Stored items:
-- begin --

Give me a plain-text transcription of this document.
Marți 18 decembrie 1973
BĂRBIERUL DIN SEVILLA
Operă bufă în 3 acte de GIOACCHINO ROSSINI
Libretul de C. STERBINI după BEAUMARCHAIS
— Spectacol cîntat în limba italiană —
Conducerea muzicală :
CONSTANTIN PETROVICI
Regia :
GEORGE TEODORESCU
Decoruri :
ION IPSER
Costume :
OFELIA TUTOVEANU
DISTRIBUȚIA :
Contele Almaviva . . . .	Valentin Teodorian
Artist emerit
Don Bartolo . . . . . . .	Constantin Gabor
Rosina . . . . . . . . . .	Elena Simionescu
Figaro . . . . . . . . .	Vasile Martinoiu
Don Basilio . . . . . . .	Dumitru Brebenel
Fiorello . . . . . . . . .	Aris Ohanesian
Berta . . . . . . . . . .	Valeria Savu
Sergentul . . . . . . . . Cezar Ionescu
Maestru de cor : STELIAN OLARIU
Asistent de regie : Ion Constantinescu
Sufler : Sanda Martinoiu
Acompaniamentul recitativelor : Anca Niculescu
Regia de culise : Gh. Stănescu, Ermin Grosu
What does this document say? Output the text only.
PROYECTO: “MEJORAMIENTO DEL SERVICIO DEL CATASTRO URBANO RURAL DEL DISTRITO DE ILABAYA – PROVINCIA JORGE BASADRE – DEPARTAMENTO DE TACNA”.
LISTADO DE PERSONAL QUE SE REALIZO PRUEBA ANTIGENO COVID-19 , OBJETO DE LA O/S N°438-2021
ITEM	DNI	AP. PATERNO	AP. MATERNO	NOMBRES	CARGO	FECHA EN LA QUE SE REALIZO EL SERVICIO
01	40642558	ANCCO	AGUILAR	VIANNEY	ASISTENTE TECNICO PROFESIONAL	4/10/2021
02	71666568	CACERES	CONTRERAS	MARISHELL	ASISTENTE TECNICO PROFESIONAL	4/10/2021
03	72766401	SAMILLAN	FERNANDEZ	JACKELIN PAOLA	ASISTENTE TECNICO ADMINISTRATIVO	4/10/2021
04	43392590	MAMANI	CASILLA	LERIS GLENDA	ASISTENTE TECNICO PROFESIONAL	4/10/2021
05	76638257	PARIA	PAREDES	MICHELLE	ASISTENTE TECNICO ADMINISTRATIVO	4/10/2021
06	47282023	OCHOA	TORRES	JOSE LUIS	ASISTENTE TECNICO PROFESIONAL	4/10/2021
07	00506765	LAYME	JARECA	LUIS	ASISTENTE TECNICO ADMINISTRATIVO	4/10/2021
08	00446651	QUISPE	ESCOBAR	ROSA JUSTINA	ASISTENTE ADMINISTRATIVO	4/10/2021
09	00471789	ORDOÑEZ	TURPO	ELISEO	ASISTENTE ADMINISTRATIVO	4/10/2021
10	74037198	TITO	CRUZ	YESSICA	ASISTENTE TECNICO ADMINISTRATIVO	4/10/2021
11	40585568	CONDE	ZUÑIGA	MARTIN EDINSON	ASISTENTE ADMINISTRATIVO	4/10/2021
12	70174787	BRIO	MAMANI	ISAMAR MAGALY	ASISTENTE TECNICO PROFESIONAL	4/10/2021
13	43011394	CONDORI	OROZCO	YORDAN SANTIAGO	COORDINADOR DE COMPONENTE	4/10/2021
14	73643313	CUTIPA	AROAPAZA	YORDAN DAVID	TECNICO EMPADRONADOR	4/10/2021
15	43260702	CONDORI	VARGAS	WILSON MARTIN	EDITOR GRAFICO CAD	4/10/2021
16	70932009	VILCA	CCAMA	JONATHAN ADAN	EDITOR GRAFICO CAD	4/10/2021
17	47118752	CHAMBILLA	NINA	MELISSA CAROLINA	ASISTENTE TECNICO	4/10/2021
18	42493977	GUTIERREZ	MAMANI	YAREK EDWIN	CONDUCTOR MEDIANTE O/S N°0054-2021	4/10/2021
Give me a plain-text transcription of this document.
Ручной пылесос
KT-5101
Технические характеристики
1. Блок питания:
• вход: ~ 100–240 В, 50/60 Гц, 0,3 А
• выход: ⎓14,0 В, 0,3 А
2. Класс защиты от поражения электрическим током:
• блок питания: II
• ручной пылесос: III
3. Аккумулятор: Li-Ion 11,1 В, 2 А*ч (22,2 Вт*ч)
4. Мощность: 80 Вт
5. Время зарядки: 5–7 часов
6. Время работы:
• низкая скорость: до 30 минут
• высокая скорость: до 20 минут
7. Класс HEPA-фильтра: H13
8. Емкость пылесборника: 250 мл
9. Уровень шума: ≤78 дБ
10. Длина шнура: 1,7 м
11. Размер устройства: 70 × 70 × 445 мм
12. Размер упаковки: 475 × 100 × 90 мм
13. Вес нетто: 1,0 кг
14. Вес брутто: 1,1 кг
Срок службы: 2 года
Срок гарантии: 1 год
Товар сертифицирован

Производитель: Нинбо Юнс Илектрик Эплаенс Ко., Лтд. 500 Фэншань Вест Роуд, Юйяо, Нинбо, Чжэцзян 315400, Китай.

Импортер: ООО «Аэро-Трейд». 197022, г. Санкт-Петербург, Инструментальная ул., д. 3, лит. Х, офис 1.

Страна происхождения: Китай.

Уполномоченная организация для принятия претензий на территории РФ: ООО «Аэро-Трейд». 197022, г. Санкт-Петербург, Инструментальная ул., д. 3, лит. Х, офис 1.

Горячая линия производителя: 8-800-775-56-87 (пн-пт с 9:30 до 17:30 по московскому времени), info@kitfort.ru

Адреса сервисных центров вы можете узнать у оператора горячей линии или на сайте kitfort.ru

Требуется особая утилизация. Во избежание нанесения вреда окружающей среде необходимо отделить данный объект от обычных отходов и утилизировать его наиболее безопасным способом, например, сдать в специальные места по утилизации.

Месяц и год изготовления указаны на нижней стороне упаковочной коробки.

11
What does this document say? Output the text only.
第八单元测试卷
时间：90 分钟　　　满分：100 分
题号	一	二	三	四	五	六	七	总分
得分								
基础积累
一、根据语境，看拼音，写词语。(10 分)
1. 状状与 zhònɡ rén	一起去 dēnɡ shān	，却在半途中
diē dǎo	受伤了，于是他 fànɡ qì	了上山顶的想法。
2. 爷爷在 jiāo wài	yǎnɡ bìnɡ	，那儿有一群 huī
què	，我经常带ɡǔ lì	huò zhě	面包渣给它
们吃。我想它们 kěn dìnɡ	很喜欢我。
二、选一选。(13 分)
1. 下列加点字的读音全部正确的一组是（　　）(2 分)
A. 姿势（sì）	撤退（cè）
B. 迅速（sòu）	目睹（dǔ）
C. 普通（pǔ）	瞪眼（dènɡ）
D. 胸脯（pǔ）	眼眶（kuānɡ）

-- end --

WHAT TO PRODUCE: Retype every entry above, word for word.

REPLY:
Give me a plain-text transcription of this document.
Marți 18 decembrie 1973
BĂRBIERUL DIN SEVILLA
Operă bufă în 3 acte de GIOACCHINO ROSSINI
Libretul de C. STERBINI după BEAUMARCHAIS
— Spectacol cîntat în limba italiană —
Conducerea muzicală :
CONSTANTIN PETROVICI
Regia :
GEORGE TEODORESCU
Decoruri :
ION IPSER
Costume :
OFELIA TUTOVEANU
DISTRIBUȚIA :
Contele Almaviva . . . .	Valentin Teodorian
Artist emerit
Don Bartolo . . . . . . .	Constantin Gabor
Rosina . . . . . . . . . .	Elena Simionescu
Figaro . . . . . . . . .	Vasile Martinoiu
Don Basilio . . . . . . .	Dumitru Brebenel
Fiorello . . . . . . . . .	Aris Ohanesian
Berta . . . . . . . . . .	Valeria Savu
Sergentul . . . . . . . . Cezar Ionescu
Maestru de cor : STELIAN OLARIU
Asistent de regie : Ion Constantinescu
Sufler : Sanda Martinoiu
Acompaniamentul recitativelor : Anca Niculescu
Regia de culise : Gh. Stănescu, Ermin Grosu
What does this document say? Output the text only.
PROYECTO: “MEJORAMIENTO DEL SERVICIO DEL CATASTRO URBANO RURAL DEL DISTRITO DE ILABAYA – PROVINCIA JORGE BASADRE – DEPARTAMENTO DE TACNA”.
LISTADO DE PERSONAL QUE SE REALIZO PRUEBA ANTIGENO COVID-19 , OBJETO DE LA O/S N°438-2021
ITEM	DNI	AP. PATERNO	AP. MATERNO	NOMBRES	CARGO	FECHA EN LA QUE SE REALIZO EL SERVICIO
01	40642558	ANCCO	AGUILAR	VIANNEY	ASISTENTE TECNICO PROFESIONAL	4/10/2021
02	71666568	CACERES	CONTRERAS	MARISHELL	ASISTENTE TECNICO PROFESIONAL	4/10/2021
03	72766401	SAMILLAN	FERNANDEZ	JACKELIN PAOLA	ASISTENTE TECNICO ADMINISTRATIVO	4/10/2021
04	43392590	MAMANI	CASILLA	LERIS GLENDA	ASISTENTE TECNICO PROFESIONAL	4/10/2021
05	76638257	PARIA	PAREDES	MICHELLE	ASISTENTE TECNICO ADMINISTRATIVO	4/10/2021
06	47282023	OCHOA	TORRES	JOSE LUIS	ASISTENTE TECNICO PROFESIONAL	4/10/2021
07	00506765	LAYME	JARECA	LUIS	ASISTENTE TECNICO ADMINISTRATIVO	4/10/2021
08	00446651	QUISPE	ESCOBAR	ROSA JUSTINA	ASISTENTE ADMINISTRATIVO	4/10/2021
09	00471789	ORDOÑEZ	TURPO	ELISEO	ASISTENTE ADMINISTRATIVO	4/10/2021
10	74037198	TITO	CRUZ	YESSICA	ASISTENTE TECNICO ADMINISTRATIVO	4/10/2021
11	40585568	CONDE	ZUÑIGA	MARTIN EDINSON	ASISTENTE ADMINISTRATIVO	4/10/2021
12	70174787	BRIO	MAMANI	ISAMAR MAGALY	ASISTENTE TECNICO PROFESIONAL	4/10/2021
13	43011394	CONDORI	OROZCO	YORDAN SANTIAGO	COORDINADOR DE COMPONENTE	4/10/2021
14	73643313	CUTIPA	AROAPAZA	YORDAN DAVID	TECNICO EMPADRONADOR	4/10/2021
15	43260702	CONDORI	VARGAS	WILSON MARTIN	EDITOR GRAFICO CAD	4/10/2021
16	70932009	VILCA	CCAMA	JONATHAN ADAN	EDITOR GRAFICO CAD	4/10/2021
17	47118752	CHAMBILLA	NINA	MELISSA CAROLINA	ASISTENTE TECNICO	4/10/2021
18	42493977	GUTIERREZ	MAMANI	YAREK EDWIN	CONDUCTOR MEDIANTE O/S N°0054-2021	4/10/2021
Give me a plain-text transcription of this document.
Ручной пылесос
KT-5101
Технические характеристики
1. Блок питания:
• вход: ~ 100–240 В, 50/60 Гц, 0,3 А
• выход: ⎓14,0 В, 0,3 А
2. Класс защиты от поражения электрическим током:
• блок питания: II
• ручной пылесос: III
3. Аккумулятор: Li-Ion 11,1 В, 2 А*ч (22,2 Вт*ч)
4. Мощность: 80 Вт
5. Время зарядки: 5–7 часов
6. Время работы:
• низкая скорость: до 30 минут
• высокая скорость: до 20 минут
7. Класс HEPA-фильтра: H13
8. Емкость пылесборника: 250 мл
9. Уровень шума: ≤78 дБ
10. Длина шнура: 1,7 м
11. Размер устройства: 70 × 70 × 445 мм
12. Размер упаковки: 475 × 100 × 90 мм
13. Вес нетто: 1,0 кг
14. Вес брутто: 1,1 кг
Срок службы: 2 года
Срок гарантии: 1 год
Товар сертифицирован

Производитель: Нинбо Юнс Илектрик Эплаенс Ко., Лтд. 500 Фэншань Вест Роуд, Юйяо, Нинбо, Чжэцзян 315400, Китай.

Импортер: ООО «Аэро-Трейд». 197022, г. Санкт-Петербург, Инструментальная ул., д. 3, лит. Х, офис 1.

Страна происхождения: Китай.

Уполномоченная организация для принятия претензий на территории РФ: ООО «Аэро-Трейд». 197022, г. Санкт-Петербург, Инструментальная ул., д. 3, лит. Х, офис 1.

Горячая линия производителя: 8-800-775-56-87 (пн-пт с 9:30 до 17:30 по московскому времени), info@kitfort.ru

Адреса сервисных центров вы можете узнать у оператора горячей линии или на сайте kitfort.ru

Требуется особая утилизация. Во избежание нанесения вреда окружающей среде необходимо отделить данный объект от обычных отходов и утилизировать его наиболее безопасным способом, например, сдать в специальные места по утилизации.

Месяц и год изготовления указаны на нижней стороне упаковочной коробки.

11
What does this document say? Output the text only.
第八单元测试卷
时间：90 分钟　　　满分：100 分
题号	一	二	三	四	五	六	七	总分
得分								
基础积累
一、根据语境，看拼音，写词语。(10 分)
1. 状状与 zhònɡ rén	一起去 dēnɡ shān	，却在半途中
diē dǎo	受伤了，于是他 fànɡ qì	了上山顶的想法。
2. 爷爷在 jiāo wài	yǎnɡ bìnɡ	，那儿有一群 huī
què	，我经常带ɡǔ lì	huò zhě	面包渣给它
们吃。我想它们 kěn dìnɡ	很喜欢我。
二、选一选。(13 分)
1. 下列加点字的读音全部正确的一组是（　　）(2 分)
A. 姿势（sì）	撤退（cè）
B. 迅速（sòu）	目睹（dǔ）
C. 普通（pǔ）	瞪眼（dènɡ）
D. 胸脯（pǔ）	眼眶（kuānɡ）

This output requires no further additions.